╔══

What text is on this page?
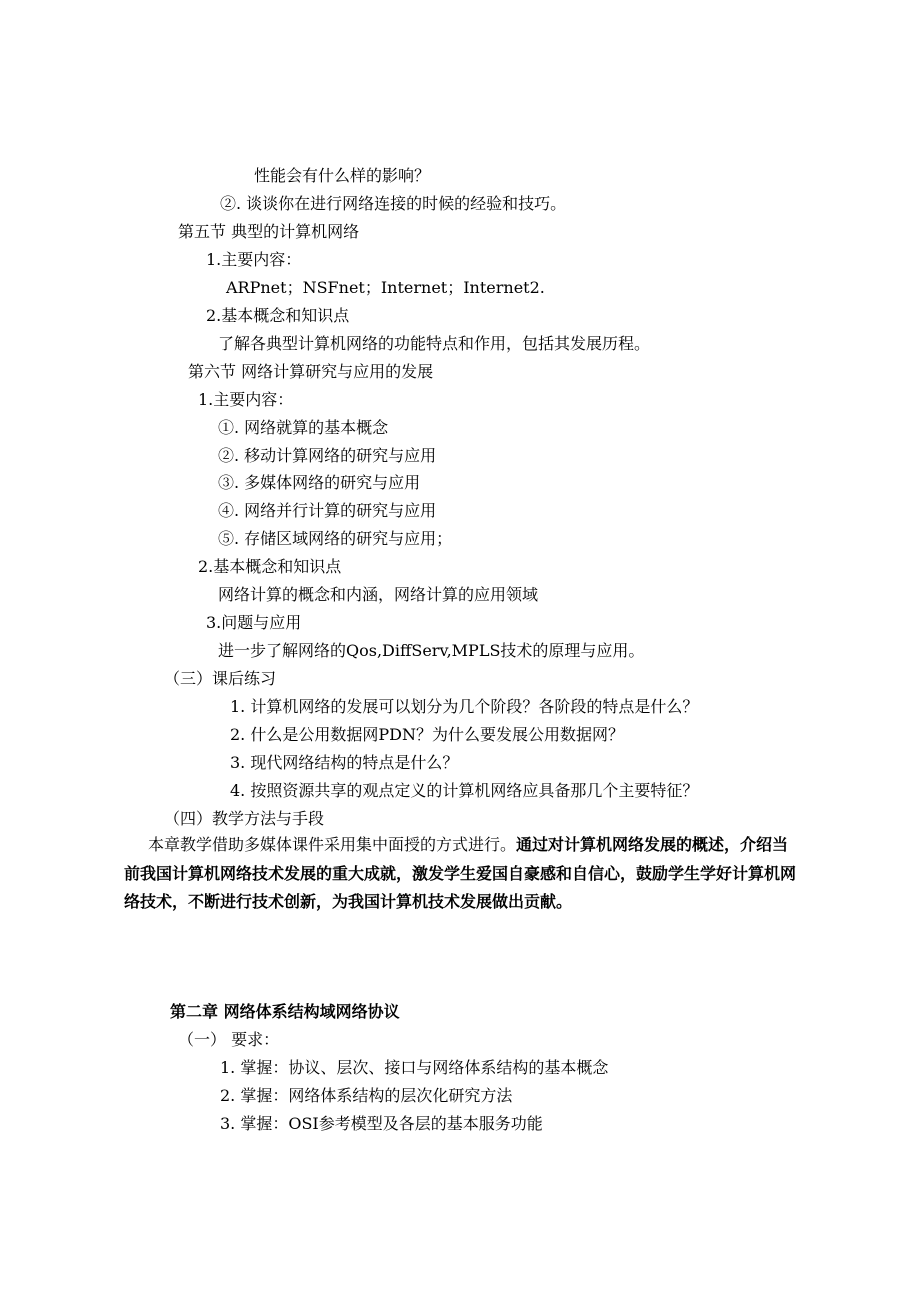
性能会有什么样的影响？

②. 谈谈你在进行网络连接的时候的经验和技巧。

第五节 典型的计算机网络

1.主要内容：

ARPnet；NSFnet；Internet；Internet2.

2.基本概念和知识点

了解各典型计算机网络的功能特点和作用，包括其发展历程。

第六节 网络计算研究与应用的发展

1.主要内容：

①. 网络就算的基本概念

②. 移动计算网络的研究与应用

③. 多媒体网络的研究与应用

④. 网络并行计算的研究与应用

⑤. 存储区域网络的研究与应用；

2.基本概念和知识点

网络计算的概念和内涵，网络计算的应用领域

3.问题与应用

进一步了解网络的Qos,DiffServ,MPLS技术的原理与应用。

（三）课后练习

1. 计算机网络的发展可以划分为几个阶段？各阶段的特点是什么？

2. 什么是公用数据网PDN？为什么要发展公用数据网？

3. 现代网络结构的特点是什么？

4. 按照资源共享的观点定义的计算机网络应具备那几个主要特征？

（四）教学方法与手段

  本章教学借助多媒体课件采用集中面授的方式进行。通过对计算机网络发展的概述，介绍当前我国计算机网络技术发展的重大成就，激发学生爱国自豪感和自信心，鼓励学生学好计算机网络技术，不断进行技术创新，为我国计算机技术发展做出贡献。

第二章 网络体系结构域网络协议

（一） 要求：

1. 掌握：协议、层次、接口与网络体系结构的基本概念

2. 掌握：网络体系结构的层次化研究方法

3. 掌握：OSI参考模型及各层的基本服务功能
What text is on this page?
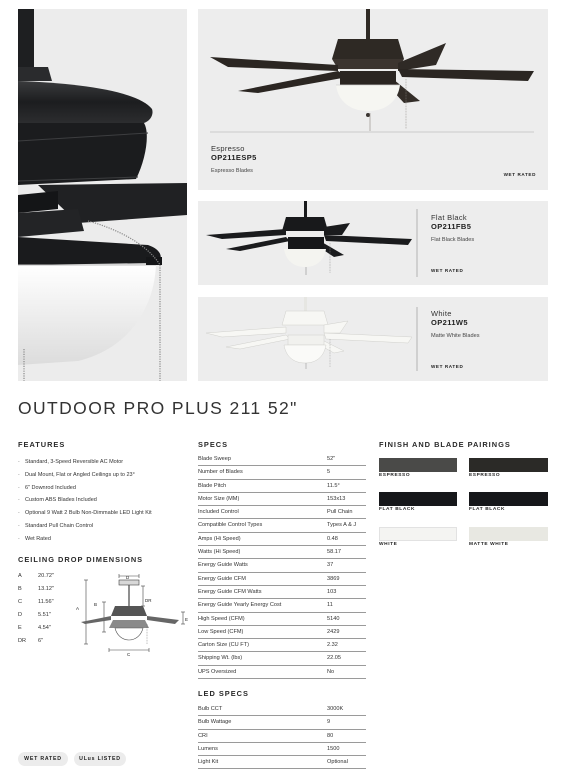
Espresso
OP211ESP5
Espresso Blades
WET RATED
Flat Black
OP211FB5
Flat Black Blades
WET RATED
White
OP211W5
Matte White Blades
WET RATED
OUTDOOR PRO PLUS 211 52"
FEATURES
· Standard, 3-Speed Reversible AC Motor
· Dual Mount, Flat or Angled Ceilings up to 23°
· 6" Downrod Included
· Custom ABS Blades Included
· Optional 9 Watt 2 Bulb Non-Dimmable LED Light Kit
· Standard Pull Chain Control
· Wet Rated
CEILING DROP DIMENSIONS
A	20.72"
B	13.12"
C	11.56"
D	5.51"
E	4.54"
DR	6"
D
A
B
DR
E
C
SPECS
Blade Sweep	52"
Number of Blades	5
Blade Pitch	11.5°
Motor Size (MM)	153x13
Included Control	Pull Chain
Compatible Control Types	Types A & J
Amps (Hi Speed)	0.48
Watts (Hi Speed)	58.17
Energy Guide Watts	37
Energy Guide CFM	3869
Energy Guide CFM Watts	103
Energy Guide Yearly Energy Cost	11
High Speed (CFM)	5140
Low Speed (CFM)	2429
Carton Size (CU FT)	2.32
Shipping Wt. (lbs)	22.05
UPS Oversized	No
LED SPECS
Bulb CCT	3000K
Bulb Wattage	9
CRI	80
Lumens	1500
Light Kit	Optional
FINISH AND BLADE PAIRINGS
ESPRESSO	ESPRESSO
FLAT BLACK	FLAT BLACK
WHITE	MATTE WHITE
WET RATED	ULus LISTED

╚══

**Your task:**
Keep the pictures out of the copy and return the rest of the data above exactly.

**Written response:**
What text is on this page?
性能会有什么样的影响？

②. 谈谈你在进行网络连接的时候的经验和技巧。

第五节 典型的计算机网络

1.主要内容：

ARPnet；NSFnet；Internet；Internet2.

2.基本概念和知识点

了解各典型计算机网络的功能特点和作用，包括其发展历程。

第六节 网络计算研究与应用的发展

1.主要内容：

①. 网络就算的基本概念

②. 移动计算网络的研究与应用

③. 多媒体网络的研究与应用

④. 网络并行计算的研究与应用

⑤. 存储区域网络的研究与应用；

2.基本概念和知识点

网络计算的概念和内涵，网络计算的应用领域

3.问题与应用

进一步了解网络的Qos,DiffServ,MPLS技术的原理与应用。

（三）课后练习

1. 计算机网络的发展可以划分为几个阶段？各阶段的特点是什么？

2. 什么是公用数据网PDN？为什么要发展公用数据网？

3. 现代网络结构的特点是什么？

4. 按照资源共享的观点定义的计算机网络应具备那几个主要特征？

（四）教学方法与手段

  本章教学借助多媒体课件采用集中面授的方式进行。通过对计算机网络发展的概述，介绍当前我国计算机网络技术发展的重大成就，激发学生爱国自豪感和自信心，鼓励学生学好计算机网络技术，不断进行技术创新，为我国计算机技术发展做出贡献。

第二章 网络体系结构域网络协议

（一） 要求：

1. 掌握：协议、层次、接口与网络体系结构的基本概念

2. 掌握：网络体系结构的层次化研究方法

3. 掌握：OSI参考模型及各层的基本服务功能
What text is on this page?
Espresso
OP211ESP5
Espresso Blades
WET RATED
Flat Black
OP211FB5
Flat Black Blades
WET RATED
White
OP211W5
Matte White Blades
WET RATED
OUTDOOR PRO PLUS 211 52"
FEATURES
· Standard, 3-Speed Reversible AC Motor
· Dual Mount, Flat or Angled Ceilings up to 23°
· 6" Downrod Included
· Custom ABS Blades Included
· Optional 9 Watt 2 Bulb Non-Dimmable LED Light Kit
· Standard Pull Chain Control
· Wet Rated
CEILING DROP DIMENSIONS
A	20.72"
B	13.12"
C	11.56"
D	5.51"
E	4.54"
DR	6"
D
A
B
DR
E
C
SPECS
Blade Sweep	52"
Number of Blades	5
Blade Pitch	11.5°
Motor Size (MM)	153x13
Included Control	Pull Chain
Compatible Control Types	Types A & J
Amps (Hi Speed)	0.48
Watts (Hi Speed)	58.17
Energy Guide Watts	37
Energy Guide CFM	3869
Energy Guide CFM Watts	103
Energy Guide Yearly Energy Cost	11
High Speed (CFM)	5140
Low Speed (CFM)	2429
Carton Size (CU FT)	2.32
Shipping Wt. (lbs)	22.05
UPS Oversized	No
LED SPECS
Bulb CCT	3000K
Bulb Wattage	9
CRI	80
Lumens	1500
Light Kit	Optional
FINISH AND BLADE PAIRINGS
ESPRESSO	ESPRESSO
FLAT BLACK	FLAT BLACK
WHITE	MATTE WHITE
WET RATED	ULus LISTED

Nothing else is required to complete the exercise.